* [What is required]
Format the material's lines between the one holding "candle-body [281,363,284,368]" and the one holding "candle-body [245,355,249,359]", inclusive, as a Markdown table with the columns Num and Content, giving each line's row number and the line itself and skipping any blank lines.

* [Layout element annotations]
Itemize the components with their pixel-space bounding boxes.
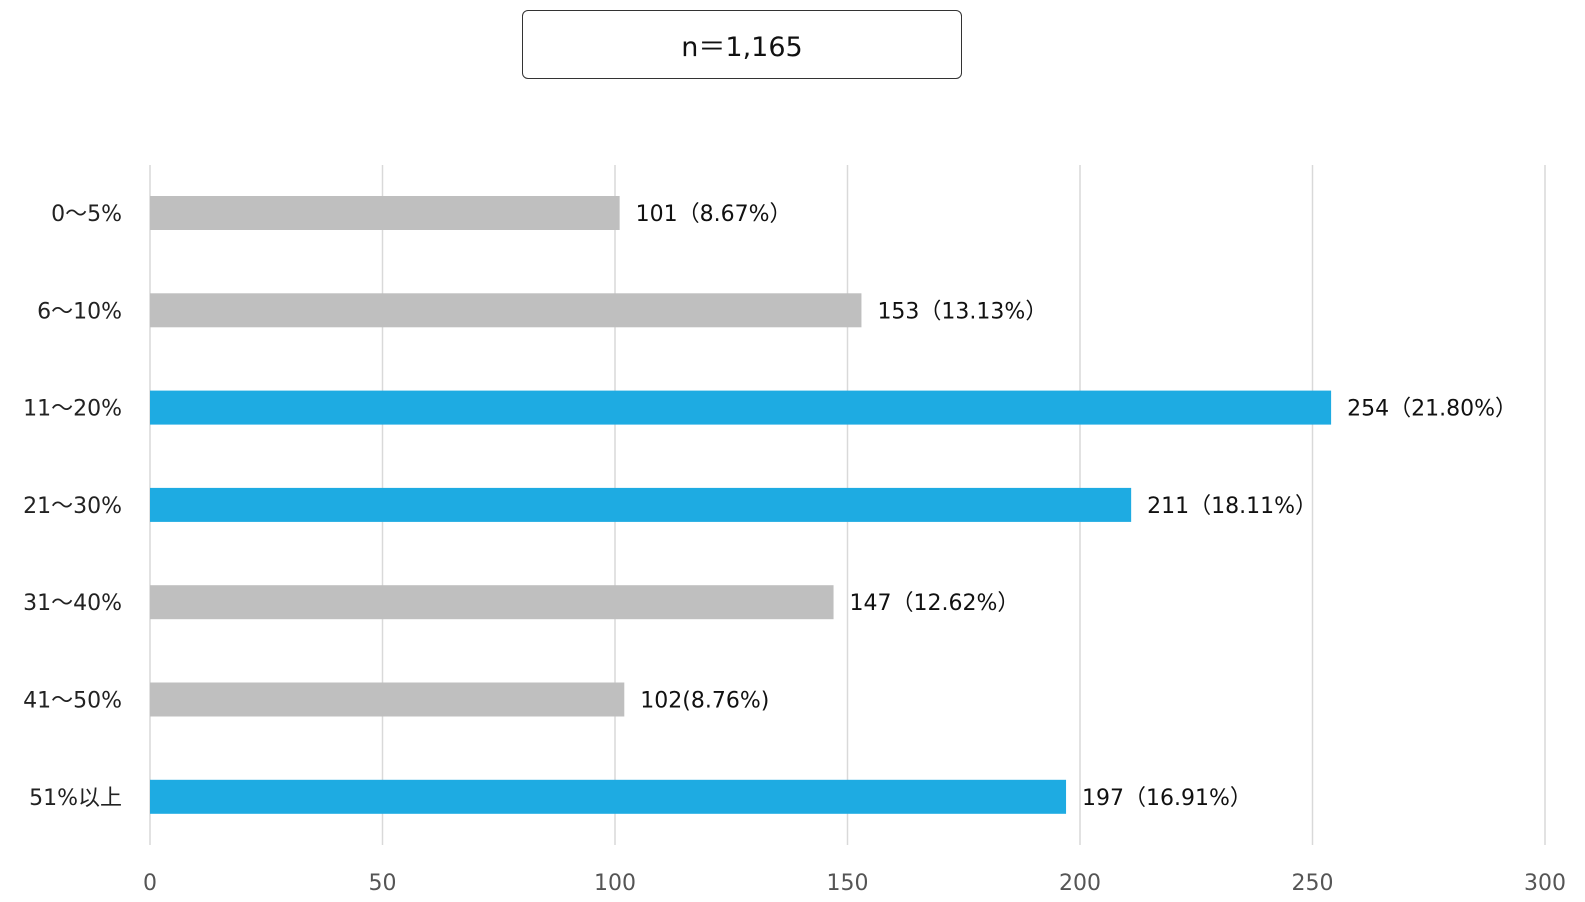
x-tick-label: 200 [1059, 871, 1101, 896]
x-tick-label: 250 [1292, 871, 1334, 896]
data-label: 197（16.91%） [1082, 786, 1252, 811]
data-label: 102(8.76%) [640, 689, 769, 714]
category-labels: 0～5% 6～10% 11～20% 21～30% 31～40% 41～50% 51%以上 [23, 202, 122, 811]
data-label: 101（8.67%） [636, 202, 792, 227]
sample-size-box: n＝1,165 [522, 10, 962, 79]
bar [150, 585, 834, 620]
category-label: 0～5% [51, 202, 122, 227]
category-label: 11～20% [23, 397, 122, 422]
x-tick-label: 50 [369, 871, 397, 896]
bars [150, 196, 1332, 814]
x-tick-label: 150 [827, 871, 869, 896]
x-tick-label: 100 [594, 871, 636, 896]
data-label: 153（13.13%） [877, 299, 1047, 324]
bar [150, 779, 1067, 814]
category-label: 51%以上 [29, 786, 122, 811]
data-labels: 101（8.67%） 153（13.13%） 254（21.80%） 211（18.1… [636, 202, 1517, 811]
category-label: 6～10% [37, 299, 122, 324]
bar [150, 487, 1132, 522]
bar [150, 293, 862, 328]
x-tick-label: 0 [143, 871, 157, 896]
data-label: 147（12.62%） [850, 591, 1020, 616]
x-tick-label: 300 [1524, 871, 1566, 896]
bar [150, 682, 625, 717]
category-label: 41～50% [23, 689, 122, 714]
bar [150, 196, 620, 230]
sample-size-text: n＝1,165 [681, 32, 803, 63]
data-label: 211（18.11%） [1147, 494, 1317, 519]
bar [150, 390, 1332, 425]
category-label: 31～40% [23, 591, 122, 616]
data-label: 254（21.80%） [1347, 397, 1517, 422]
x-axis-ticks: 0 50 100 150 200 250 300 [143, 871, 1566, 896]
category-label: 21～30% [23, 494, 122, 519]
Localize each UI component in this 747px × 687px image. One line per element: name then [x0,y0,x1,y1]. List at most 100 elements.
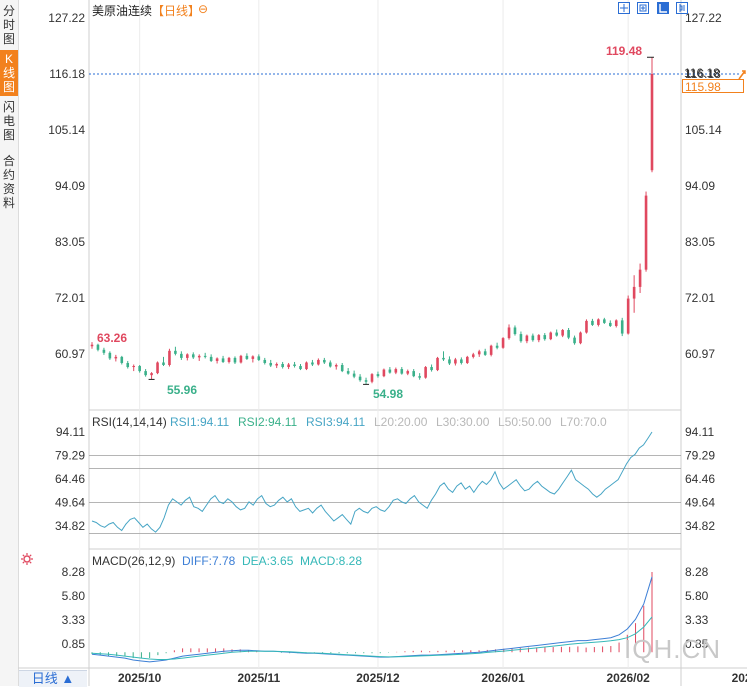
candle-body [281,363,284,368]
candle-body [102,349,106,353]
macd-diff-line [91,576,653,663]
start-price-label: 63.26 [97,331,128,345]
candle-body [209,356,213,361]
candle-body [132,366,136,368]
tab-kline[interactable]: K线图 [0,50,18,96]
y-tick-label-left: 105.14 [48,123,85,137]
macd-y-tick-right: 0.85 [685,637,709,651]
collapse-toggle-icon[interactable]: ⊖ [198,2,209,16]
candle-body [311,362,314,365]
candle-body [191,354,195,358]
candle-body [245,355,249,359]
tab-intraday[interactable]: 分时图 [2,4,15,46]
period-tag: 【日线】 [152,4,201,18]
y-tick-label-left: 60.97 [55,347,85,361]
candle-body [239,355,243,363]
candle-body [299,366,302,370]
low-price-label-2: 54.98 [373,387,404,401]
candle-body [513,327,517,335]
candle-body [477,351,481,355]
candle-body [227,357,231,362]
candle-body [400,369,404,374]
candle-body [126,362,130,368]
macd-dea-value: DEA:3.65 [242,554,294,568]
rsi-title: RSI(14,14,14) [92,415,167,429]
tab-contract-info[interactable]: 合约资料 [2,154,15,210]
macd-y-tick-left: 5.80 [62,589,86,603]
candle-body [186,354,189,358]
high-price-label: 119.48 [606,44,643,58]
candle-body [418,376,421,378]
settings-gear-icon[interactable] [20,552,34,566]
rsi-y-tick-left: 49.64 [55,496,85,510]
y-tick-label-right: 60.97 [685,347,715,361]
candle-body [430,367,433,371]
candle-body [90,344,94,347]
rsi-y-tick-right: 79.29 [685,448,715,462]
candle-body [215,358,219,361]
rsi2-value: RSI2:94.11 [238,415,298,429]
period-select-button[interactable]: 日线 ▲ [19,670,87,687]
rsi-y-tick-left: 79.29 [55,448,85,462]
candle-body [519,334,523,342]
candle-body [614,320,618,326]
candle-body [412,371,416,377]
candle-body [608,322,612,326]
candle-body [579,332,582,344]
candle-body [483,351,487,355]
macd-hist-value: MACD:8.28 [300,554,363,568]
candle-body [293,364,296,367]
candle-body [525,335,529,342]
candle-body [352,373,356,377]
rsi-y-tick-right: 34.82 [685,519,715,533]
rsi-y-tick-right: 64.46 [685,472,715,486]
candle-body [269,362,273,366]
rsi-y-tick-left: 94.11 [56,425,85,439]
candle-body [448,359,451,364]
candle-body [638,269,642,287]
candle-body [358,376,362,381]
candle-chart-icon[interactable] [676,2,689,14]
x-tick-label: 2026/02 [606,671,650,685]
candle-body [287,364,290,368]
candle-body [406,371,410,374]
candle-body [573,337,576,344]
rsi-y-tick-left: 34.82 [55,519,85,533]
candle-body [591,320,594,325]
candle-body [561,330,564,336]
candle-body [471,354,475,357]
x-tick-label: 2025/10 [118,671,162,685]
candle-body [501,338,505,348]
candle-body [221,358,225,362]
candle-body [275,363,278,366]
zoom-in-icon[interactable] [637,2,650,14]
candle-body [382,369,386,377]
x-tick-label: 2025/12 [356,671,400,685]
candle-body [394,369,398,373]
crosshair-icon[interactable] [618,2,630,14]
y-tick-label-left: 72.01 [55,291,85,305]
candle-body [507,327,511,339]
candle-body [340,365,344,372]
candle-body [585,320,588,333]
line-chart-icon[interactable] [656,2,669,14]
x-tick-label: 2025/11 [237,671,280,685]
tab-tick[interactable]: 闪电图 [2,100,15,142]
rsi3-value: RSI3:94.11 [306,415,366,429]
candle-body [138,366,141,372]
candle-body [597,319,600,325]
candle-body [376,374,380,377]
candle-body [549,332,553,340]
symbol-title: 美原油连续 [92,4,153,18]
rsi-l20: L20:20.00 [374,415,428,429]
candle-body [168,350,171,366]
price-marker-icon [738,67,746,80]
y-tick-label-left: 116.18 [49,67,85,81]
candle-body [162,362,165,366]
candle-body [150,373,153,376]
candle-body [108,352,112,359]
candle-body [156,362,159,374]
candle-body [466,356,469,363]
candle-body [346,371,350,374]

* [Exercise result]
| Num | Content |
|---|---|
| 1 | candle-body [281,363,284,368] |
| 2 | candle-body [102,349,106,353] |
| 3 | macd-diff-line [91,576,653,663] |
| 4 | start-price-label: 63.26 [97,331,128,345] |
| 5 | candle-body [209,356,213,361] |
| 6 | candle-body [132,366,136,368] |
| 7 | tab-kline[interactable]: K线图 [0,50,18,96] |
| 8 | y-tick-label-left: 105.14 [48,123,85,137] |
| 9 | macd-y-tick-right: 0.85 [685,637,709,651] |
| 10 | collapse-toggle-icon[interactable]: ⊖ [198,2,209,16] |
| 11 | candle-body [311,362,314,365] |
| 12 | candle-body [191,354,195,358] |
| 13 | candle-body [245,355,249,359] |